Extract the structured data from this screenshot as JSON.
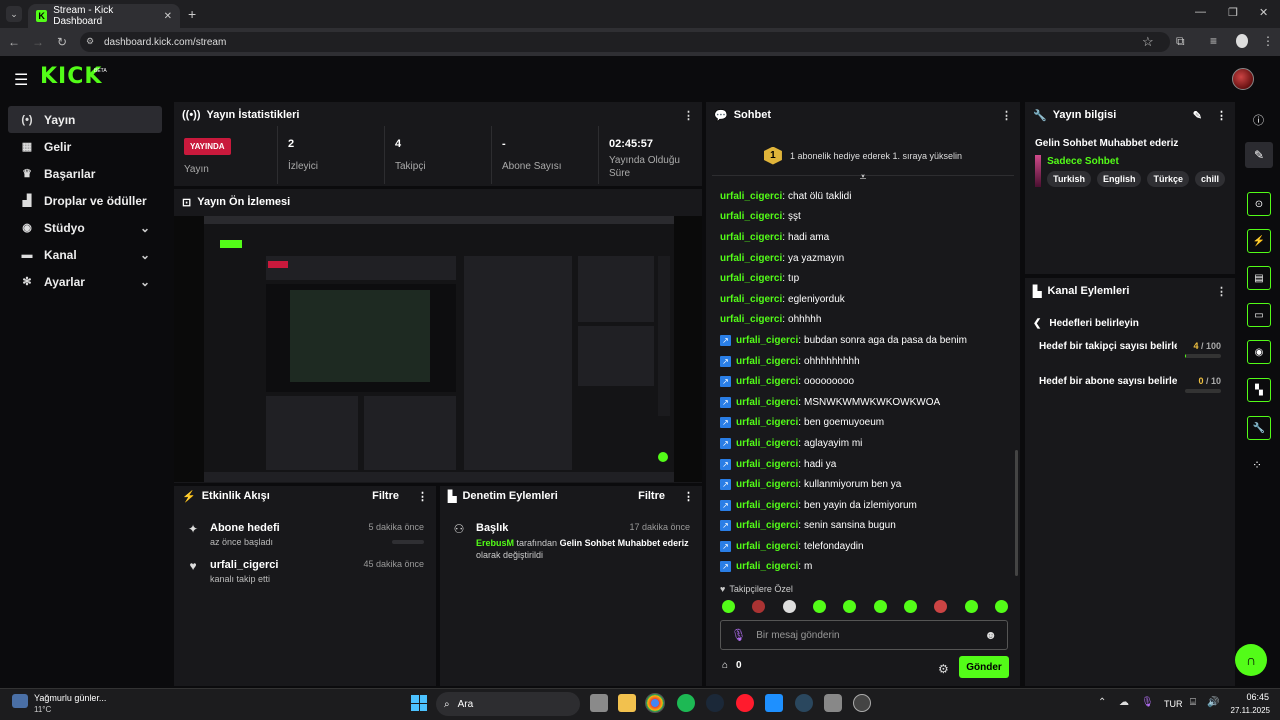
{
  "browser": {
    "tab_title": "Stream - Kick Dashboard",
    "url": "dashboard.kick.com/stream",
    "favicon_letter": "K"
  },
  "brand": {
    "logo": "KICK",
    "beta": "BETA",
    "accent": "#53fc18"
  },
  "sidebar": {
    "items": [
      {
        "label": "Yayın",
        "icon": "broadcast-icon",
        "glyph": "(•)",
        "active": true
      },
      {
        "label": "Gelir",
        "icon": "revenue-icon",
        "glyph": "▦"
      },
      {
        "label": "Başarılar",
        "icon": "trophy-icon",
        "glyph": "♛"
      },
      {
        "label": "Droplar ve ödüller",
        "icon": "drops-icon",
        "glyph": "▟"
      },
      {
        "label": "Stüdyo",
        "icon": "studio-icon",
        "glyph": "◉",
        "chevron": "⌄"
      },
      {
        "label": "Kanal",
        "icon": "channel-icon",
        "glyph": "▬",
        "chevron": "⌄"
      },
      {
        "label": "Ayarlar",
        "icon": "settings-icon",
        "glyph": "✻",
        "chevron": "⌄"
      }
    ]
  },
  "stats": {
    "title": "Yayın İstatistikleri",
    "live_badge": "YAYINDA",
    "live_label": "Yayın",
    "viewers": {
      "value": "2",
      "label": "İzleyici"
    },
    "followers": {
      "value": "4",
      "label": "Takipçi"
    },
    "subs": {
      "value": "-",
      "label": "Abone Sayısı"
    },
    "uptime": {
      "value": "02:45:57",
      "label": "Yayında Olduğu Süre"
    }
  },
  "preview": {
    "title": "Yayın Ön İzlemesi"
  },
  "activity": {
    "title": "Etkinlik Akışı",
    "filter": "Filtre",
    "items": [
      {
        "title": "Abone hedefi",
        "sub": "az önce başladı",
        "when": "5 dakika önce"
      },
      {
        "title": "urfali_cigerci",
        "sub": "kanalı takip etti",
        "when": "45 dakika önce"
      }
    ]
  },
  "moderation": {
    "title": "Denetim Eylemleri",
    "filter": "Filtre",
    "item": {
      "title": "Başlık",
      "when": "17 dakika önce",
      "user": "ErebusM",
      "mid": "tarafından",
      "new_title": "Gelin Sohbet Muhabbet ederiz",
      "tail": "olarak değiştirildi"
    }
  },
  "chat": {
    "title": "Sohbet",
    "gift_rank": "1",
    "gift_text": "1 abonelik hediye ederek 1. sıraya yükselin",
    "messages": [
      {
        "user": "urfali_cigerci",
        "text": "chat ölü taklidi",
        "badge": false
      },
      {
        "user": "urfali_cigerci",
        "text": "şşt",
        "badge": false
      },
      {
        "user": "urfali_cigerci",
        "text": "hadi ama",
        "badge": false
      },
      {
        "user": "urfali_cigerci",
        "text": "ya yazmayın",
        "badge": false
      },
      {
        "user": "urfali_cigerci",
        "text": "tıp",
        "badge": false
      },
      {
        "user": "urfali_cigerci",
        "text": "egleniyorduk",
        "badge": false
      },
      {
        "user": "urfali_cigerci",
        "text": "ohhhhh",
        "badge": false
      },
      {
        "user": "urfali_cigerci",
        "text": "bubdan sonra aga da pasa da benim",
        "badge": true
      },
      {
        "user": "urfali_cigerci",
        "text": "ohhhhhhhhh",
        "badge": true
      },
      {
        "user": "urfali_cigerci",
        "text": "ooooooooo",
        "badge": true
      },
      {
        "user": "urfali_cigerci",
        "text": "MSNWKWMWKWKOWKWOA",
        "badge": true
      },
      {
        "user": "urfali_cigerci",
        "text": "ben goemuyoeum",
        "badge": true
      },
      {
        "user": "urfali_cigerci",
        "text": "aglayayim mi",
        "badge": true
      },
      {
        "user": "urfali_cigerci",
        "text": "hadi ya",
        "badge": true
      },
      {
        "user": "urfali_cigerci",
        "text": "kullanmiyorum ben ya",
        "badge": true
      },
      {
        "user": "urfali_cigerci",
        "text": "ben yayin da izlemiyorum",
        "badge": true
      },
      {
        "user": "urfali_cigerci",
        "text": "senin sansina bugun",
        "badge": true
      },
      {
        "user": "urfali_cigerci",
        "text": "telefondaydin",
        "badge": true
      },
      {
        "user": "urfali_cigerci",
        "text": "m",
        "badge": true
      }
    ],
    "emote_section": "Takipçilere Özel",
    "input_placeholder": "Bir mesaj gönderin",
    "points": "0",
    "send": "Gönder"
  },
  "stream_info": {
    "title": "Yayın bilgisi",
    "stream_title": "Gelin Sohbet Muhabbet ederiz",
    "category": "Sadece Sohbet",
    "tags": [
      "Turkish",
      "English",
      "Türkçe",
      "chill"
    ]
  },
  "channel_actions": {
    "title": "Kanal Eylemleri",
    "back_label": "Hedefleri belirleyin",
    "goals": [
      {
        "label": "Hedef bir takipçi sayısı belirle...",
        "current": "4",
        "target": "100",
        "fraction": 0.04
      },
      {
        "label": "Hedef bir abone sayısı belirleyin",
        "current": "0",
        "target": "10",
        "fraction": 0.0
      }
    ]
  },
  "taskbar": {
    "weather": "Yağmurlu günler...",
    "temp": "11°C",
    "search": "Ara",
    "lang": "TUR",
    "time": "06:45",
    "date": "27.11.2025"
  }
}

--

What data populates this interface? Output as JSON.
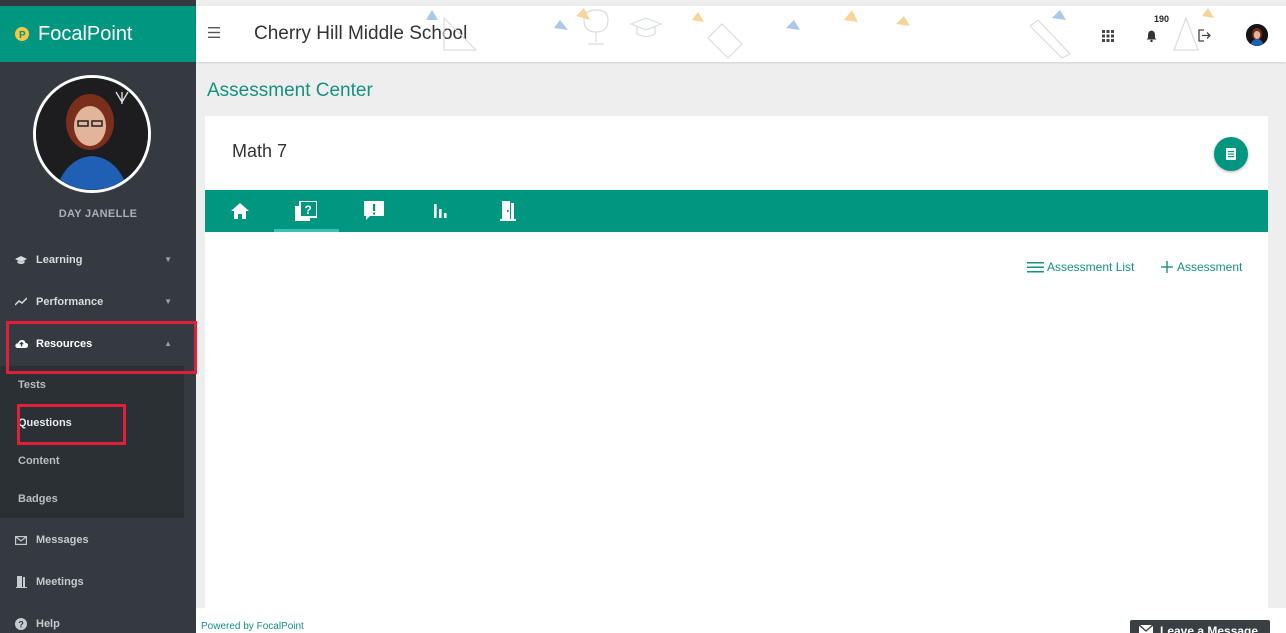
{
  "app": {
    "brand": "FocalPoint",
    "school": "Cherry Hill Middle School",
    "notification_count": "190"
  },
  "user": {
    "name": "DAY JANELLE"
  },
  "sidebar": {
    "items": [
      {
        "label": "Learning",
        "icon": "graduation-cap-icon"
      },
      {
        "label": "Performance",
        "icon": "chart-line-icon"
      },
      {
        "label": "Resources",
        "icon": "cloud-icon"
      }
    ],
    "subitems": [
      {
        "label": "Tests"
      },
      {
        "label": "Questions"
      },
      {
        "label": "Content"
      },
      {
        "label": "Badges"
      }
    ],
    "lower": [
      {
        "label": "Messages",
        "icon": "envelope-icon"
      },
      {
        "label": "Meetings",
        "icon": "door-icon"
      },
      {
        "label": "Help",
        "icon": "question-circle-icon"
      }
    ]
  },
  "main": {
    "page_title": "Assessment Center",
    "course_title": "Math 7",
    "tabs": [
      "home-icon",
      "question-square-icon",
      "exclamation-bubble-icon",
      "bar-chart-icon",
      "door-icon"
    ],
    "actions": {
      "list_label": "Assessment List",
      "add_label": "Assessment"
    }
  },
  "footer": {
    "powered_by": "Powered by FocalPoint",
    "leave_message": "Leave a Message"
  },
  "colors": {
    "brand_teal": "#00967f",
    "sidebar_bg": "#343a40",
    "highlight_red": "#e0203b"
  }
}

--

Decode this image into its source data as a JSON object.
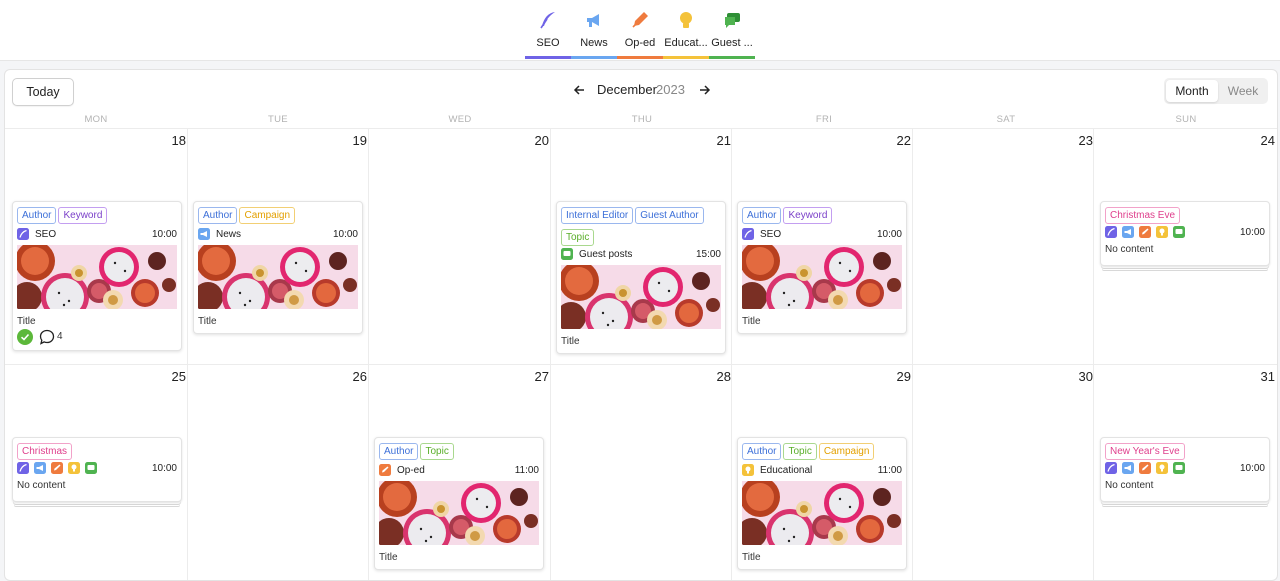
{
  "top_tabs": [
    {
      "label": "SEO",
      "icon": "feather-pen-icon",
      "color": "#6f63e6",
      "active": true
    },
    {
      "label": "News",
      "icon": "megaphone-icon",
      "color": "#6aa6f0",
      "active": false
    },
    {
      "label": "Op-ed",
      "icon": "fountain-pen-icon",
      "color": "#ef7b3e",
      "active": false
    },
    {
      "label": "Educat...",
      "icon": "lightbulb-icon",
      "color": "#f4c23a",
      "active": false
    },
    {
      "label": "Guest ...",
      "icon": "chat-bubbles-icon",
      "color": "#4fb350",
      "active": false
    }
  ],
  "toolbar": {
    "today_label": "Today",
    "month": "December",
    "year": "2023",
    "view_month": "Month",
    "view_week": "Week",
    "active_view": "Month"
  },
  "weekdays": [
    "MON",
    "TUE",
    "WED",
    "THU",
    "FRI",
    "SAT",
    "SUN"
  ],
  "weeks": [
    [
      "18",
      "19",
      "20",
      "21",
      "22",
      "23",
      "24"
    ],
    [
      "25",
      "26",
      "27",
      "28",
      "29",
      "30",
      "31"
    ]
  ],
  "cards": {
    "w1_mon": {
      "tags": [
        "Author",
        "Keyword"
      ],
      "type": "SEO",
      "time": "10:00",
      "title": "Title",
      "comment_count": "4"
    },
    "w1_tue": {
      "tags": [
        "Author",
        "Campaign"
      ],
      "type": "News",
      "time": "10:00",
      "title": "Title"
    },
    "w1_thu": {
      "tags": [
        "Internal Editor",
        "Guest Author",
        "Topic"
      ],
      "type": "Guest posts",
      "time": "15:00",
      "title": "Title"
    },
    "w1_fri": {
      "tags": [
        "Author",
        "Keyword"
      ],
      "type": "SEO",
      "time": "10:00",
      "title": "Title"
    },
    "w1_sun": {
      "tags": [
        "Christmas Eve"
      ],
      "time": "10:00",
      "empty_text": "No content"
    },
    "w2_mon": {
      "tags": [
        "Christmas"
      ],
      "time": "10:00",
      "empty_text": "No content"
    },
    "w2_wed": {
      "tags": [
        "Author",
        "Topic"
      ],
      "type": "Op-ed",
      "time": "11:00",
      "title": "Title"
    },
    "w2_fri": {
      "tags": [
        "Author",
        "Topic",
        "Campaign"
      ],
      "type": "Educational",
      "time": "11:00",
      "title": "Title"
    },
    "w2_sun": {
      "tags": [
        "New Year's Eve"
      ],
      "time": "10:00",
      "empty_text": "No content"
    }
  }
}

OBJECTIVE:
Where a line in the entries holds "when", copy that line.

COMPLETE RESPONSE:
        "when": "5 dakika önce"
        "when": "45 dakika önce"
      "when": "17 dakika önce",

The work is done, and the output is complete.